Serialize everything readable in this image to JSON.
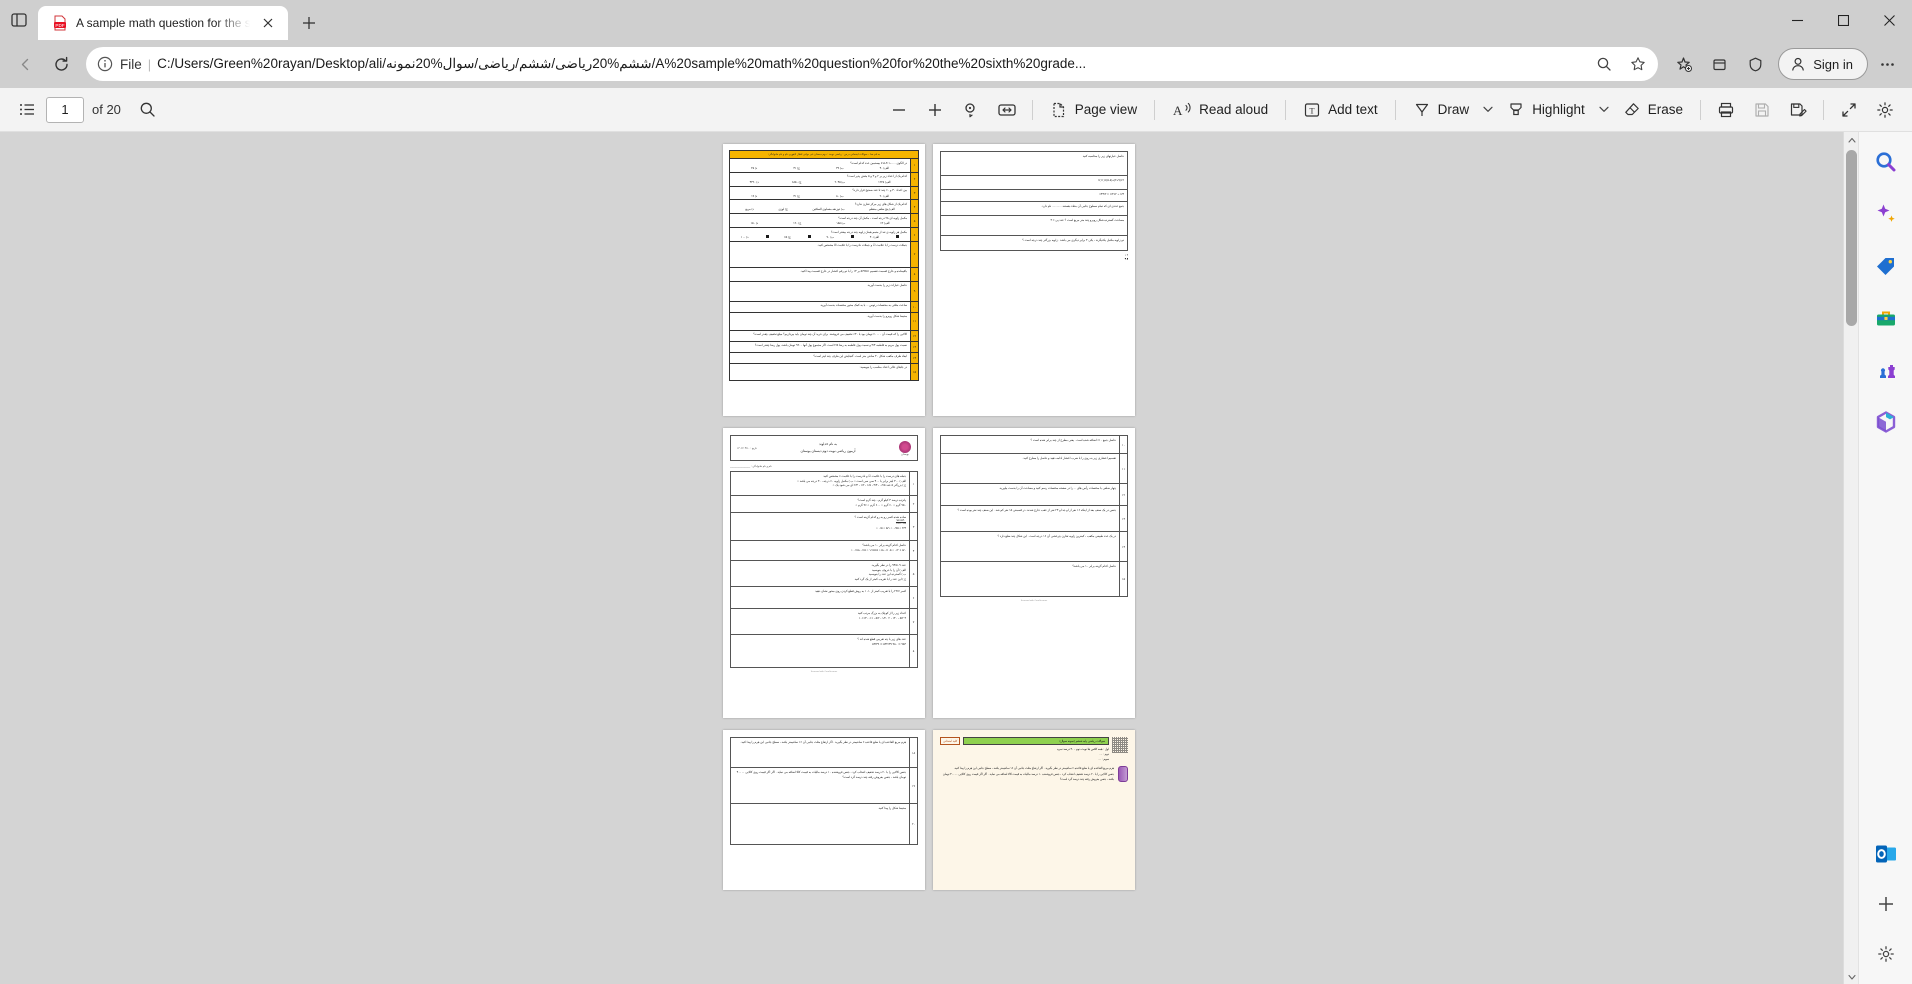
{
  "browser": {
    "tab": {
      "title": "A sample math question for the s",
      "favicon": "pdf-icon",
      "close_label": "×"
    },
    "new_tab_label": "+",
    "window_controls": {
      "minimize": "—",
      "maximize": "□",
      "close": "×"
    },
    "omnibox": {
      "scheme_label": "File",
      "separator": "|",
      "url": "C:/Users/Green%20rayan/Desktop/ali/ششم%20ریاضی/ششم/ریاضی/سوال%20نمونه/A%20sample%20math%20question%20for%20the%20sixth%20grade..."
    },
    "signin_label": "Sign in"
  },
  "pdf_toolbar": {
    "page_current": "1",
    "page_total": "of 20",
    "buttons": [
      {
        "name": "table-of-contents",
        "label": ""
      },
      {
        "name": "search",
        "label": ""
      },
      {
        "name": "zoom-out",
        "label": ""
      },
      {
        "name": "zoom-in",
        "label": ""
      },
      {
        "name": "rotate",
        "label": ""
      },
      {
        "name": "fit-width",
        "label": ""
      },
      {
        "name": "page-view",
        "label": "Page view"
      },
      {
        "name": "read-aloud",
        "label": "Read aloud"
      },
      {
        "name": "add-text",
        "label": "Add text"
      },
      {
        "name": "draw",
        "label": "Draw"
      },
      {
        "name": "highlight",
        "label": "Highlight"
      },
      {
        "name": "erase",
        "label": "Erase"
      },
      {
        "name": "print",
        "label": ""
      },
      {
        "name": "save",
        "label": ""
      },
      {
        "name": "save-as",
        "label": ""
      },
      {
        "name": "fullscreen",
        "label": ""
      },
      {
        "name": "settings",
        "label": ""
      }
    ],
    "page_view_label": "Page view",
    "read_aloud_label": "Read aloud",
    "add_text_label": "Add text",
    "draw_label": "Draw",
    "highlight_label": "Highlight",
    "erase_label": "Erase"
  },
  "sidebar": {
    "items": [
      {
        "name": "search-icon",
        "label": "Search"
      },
      {
        "name": "copilot-icon",
        "label": "Copilot"
      },
      {
        "name": "shopping-tag-icon",
        "label": "Shopping"
      },
      {
        "name": "tools-icon",
        "label": "Tools"
      },
      {
        "name": "games-icon",
        "label": "Games"
      },
      {
        "name": "microsoft365-icon",
        "label": "Microsoft 365"
      },
      {
        "name": "outlook-icon",
        "label": "Outlook"
      }
    ],
    "add_label": "+",
    "settings_label": "Settings"
  },
  "document": {
    "page1": {
      "header": "به نام خدا - سوالات امتحانی درس : ریاضی      نوبت : دوم      دبستان غیر دولتی اقبال لاهوری    نام و نام خانوادگی:",
      "questions": [
        {
          "n": "١",
          "text": "در الگوی ......،٧،٥،٣،١ بیستمین عدد کدام است؟",
          "opts": [
            "الف) ۴٠",
            "ب) ٣٩",
            "ج) ۴١",
            "د) ٣٨"
          ]
        },
        {
          "n": "٢",
          "text": "کدام یک از اعداد زیر بر ٢ و ٣ و ۵ بخش پذیر است؟",
          "opts": [
            "الف) ١٢٣٨",
            "ب) ٢٠۴۵",
            "ج) ۶٨۵٠",
            "د) ۴٣٢٠"
          ]
        },
        {
          "n": "٣",
          "text": "بین اعداد ۴٠ و ۶٠ چند تا عدد صحیح قرار دارد؟",
          "opts": [
            "الف) ٢٠",
            "ب) ٨٠",
            "ج) ۴١",
            "د) ١٩"
          ]
        },
        {
          "n": "۴",
          "text": "کدام یک از شکل های زیر مرکز تقارن ندارد؟",
          "opts": [
            "الف) پنج ضلعی منتظم",
            "ب) ذوزنقه متساوی الساقین",
            "ج) لوزی",
            "د) مربع"
          ]
        },
        {
          "n": "۵",
          "text": "مکمل زاویه ای ۲۸ درجه است ، مکمل آن چند درجه است؟",
          "opts": [
            "الف) ۶٢",
            "ب) ١۵٨",
            "ج) ١٢٠",
            "د) ١۵٠"
          ]
        },
        {
          "n": "۶",
          "text": "مکمل هر زاویه ی تند از متمم همان زاویه چند درجه بیشتر است؟",
          "opts": [
            "الف) ۴٠",
            "ب) ٩٠",
            "ج) ۶۵",
            "د) ١٠٠"
          ]
        },
        {
          "n": "٧",
          "text": "جملات درست را با علامت ☑ و جملات نادرست را با علامت ☒ مشخص کنید.",
          "opts": []
        },
        {
          "n": "٨",
          "text": "باقیمانده و خارج قسمت تقسیم ۵/۹۹۵۱ بر ۱۴ را با دو رقم اعشار در خارج قسمت پیدا کنید.",
          "opts": []
        },
        {
          "n": "٩",
          "text": "حاصل عبارات زیر را بدست آورید.",
          "opts": []
        },
        {
          "n": "١٠",
          "text": "ساعت مثلثی به مختصات رئوس ... با به کمک محور مختصات بدست آورید.",
          "opts": []
        },
        {
          "n": "١١",
          "text": "محیط شکل روبرو را بدست آورید.",
          "opts": []
        },
        {
          "n": "١٢",
          "text": "کالایی را که قیمت آن ۶۰۰۰۰ تومان بود با ۳۰٪ تخفیف می فروشند. برای خرید آن چند تومان باید بپردازیم؟ مبلغ تخفیف چقدر است؟",
          "opts": []
        },
        {
          "n": "١٣",
          "text": "نسبت پول مریم به فاطمه ٣/۴ و نسبت پول فاطمه به رضا ٢/۵ است. اگر مجموع پول آنها ٩٢٠٠ تومان باشد، پول رضا چقدر است؟",
          "opts": []
        },
        {
          "n": "١۴",
          "text": "ابعاد ظرف مکعب شکل ٣٠ سانتی متر است. گنجایش این ظرف چند لیتر است؟",
          "opts": []
        },
        {
          "n": "١۵",
          "text": "در جاهای خالی اعداد مناسب را بنویسید:",
          "opts": []
        }
      ]
    },
    "page2": {
      "lines": [
        "حاصل عبارتهای زیر را محاسبه کنید",
        "٢×(٩+٢)+(٨-۵)×(١١)=",
        "٣/۶ ÷ ٢×١/٣ = ٢/۴۴=",
        "جمع عددی ای که تمام سطوح جانبی آن مثلث هستند ............ نام دارد.",
        "مساحت گسترده شکل روبرو چند متر مربع است ؟ عدد پی = ٣",
        "دو زاویه مکمل یکدیگرند ، یکی ۴ برابر دیگری می باشد . زاویه بزرگتر چند درجه است ؟",
        "حاصل جمع ۱۰٪ اضافه شده است . یعنی مطرح از چند برابر شده است ؟",
        "تقسیم اعشاری زیر به روی را با ضرب اعشار ادامه دهید و حاصل را مطرح کنید.",
        "چهار ضلعی با مختصات رأس های ... را در صفحه مختصات رسم کنید و مساحت آن را بدست بیاورید.",
        "جنس در یک صنف بعد از اینکه ۱۶ نفر از او جدا و ۲۴ نفر از عقب خارج شدند. در قسمتی ۱۵ نفر کم شد . این صنف چند نفر بوده است ؟",
        "در یک عدد طبیعی مکعب ، کمترین زاویه تقارن چرخشی آن ۱۶ درجه است . این شکل چند ضلع دارد ؟"
      ]
    },
    "page3": {
      "header_title": "آزمون ریاضی نوبت دوم دبستان بوستان",
      "header_sub": "به نام خداوند",
      "header_school": "بوستان",
      "header_date": "تاریخ : ١۴٠٢/٠٣/١٠",
      "header_name_field": "نام و نام خانوادگی : ______________",
      "questions": [
        {
          "n": "١",
          "text": "جمله های درست را با علامت ☑ و نادرست را با علامت × مشخص کنید",
          "opts": [
            "الف ) ۴٠٠ لیتر برابر با ۴٠٠ سی سی است ○",
            "ب ) مکمل زاویه ۶٠ درجه ، ٣٠ درجه می باشد ○",
            "ج ) بزرگتر ۵ عدد ٠/٧۵ ، ٣/۴ ، ١/۵ ، ١/٢ ، ٢/٣ ای می شود یک ○"
          ]
        },
        {
          "n": "٢",
          "text": "پانزده درصد ۴ کیلو گرم ، چند گرم است؟",
          "opts": [
            "٩۵٠ گرم ○",
            "۶٠ گرم ○",
            "۶٠٠ گرم ○",
            "٩۶ گرم ○"
          ]
        },
        {
          "n": "٣",
          "text": "ساده شده کسر رو به رو کدام گزینه است ؟",
          "opts": [
            "٣/۴ ○",
            "٠/٧۵ ○",
            "١/۵ ○",
            "۵/٠ ○"
          ]
        },
        {
          "n": "۴",
          "text": "حاصل کدام گزینه برابر ١٠ می باشد؟",
          "opts": [
            "٠/۵ × ٠/٢ ○",
            "٠/١٠۵÷۵ ○",
            "۵×١/١۵ ○",
            "٠/١۵÷٠/١۵ ○"
          ]
        },
        {
          "n": "۵",
          "text": "عدد ۹۴/۵۰۹ را در نظر بگیرید.",
          "opts": [
            "الف ) آن را با حروف بنویسید",
            "ب ) گسترده این عدد را بنویسید",
            "ج ) این عدد را با تقریب کمتر از یک گرد کنید"
          ]
        },
        {
          "n": "۶",
          "text": "کسر ٢٢/٧ را با تقریب کمتر از ١٠/٠ به روش قطع کردن روی محور نشان دهید",
          "opts": []
        },
        {
          "n": "٧",
          "text": "اعداد زیر را از کوچک به بزرگ مرتب کنید",
          "opts": [
            "٣ ٢/۵ ، ١۴٠ ، ٢ ١/٢٠ ، ٢/۵ ، ١=١۴٠٠=١٠"
          ]
        },
        {
          "n": "٨",
          "text": "عدد های زیر با چه تقریبی قطع شده اند ؟",
          "opts": [
            "٩٨٣ ≃ ٩٨٠      ٣٩/۵٣٢ ≃ ٣٩/۵٣"
          ]
        }
      ],
      "footer": "Scanned with CamScanner"
    },
    "page4": {
      "lines": [
        "هرم مربع القاعده ای با ضلع قاعده ۶ سانتیمتر در نظر بگیرید . اگر ارتفاع مثلث جانبی آن ۱۶ سانتیمتر باشد ، سطح جانبی این هرم را پیدا کنید.",
        "جنس کالایی را با ۲۰ درصد تخفیف انتخاب کرد ، جنس فروشنده ۱۰ درصد مالیات به قیمت کالا اضافه می نماید . اگر اگر قیمت روی کالایی ۴٠٠٠٠ تومان باشد ، جنس بفروش رفته چند درصد گرد است؟",
        "محیط شکل را پیدا کنید."
      ]
    },
    "page5": {
      "title": "کلید امتحانی",
      "green_header": "سوالات ریاضی پایه ششم (نمونه سوال)",
      "rows": [
        "اول : همه کلاس ها نوبت دوم - ۴٠ درصد نمره",
        "دوم : ....",
        "سوم : ...."
      ]
    }
  }
}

**What you are asked to do:** The answer is one number: how many lines of the material above contain "دبستان".

**Response:** 2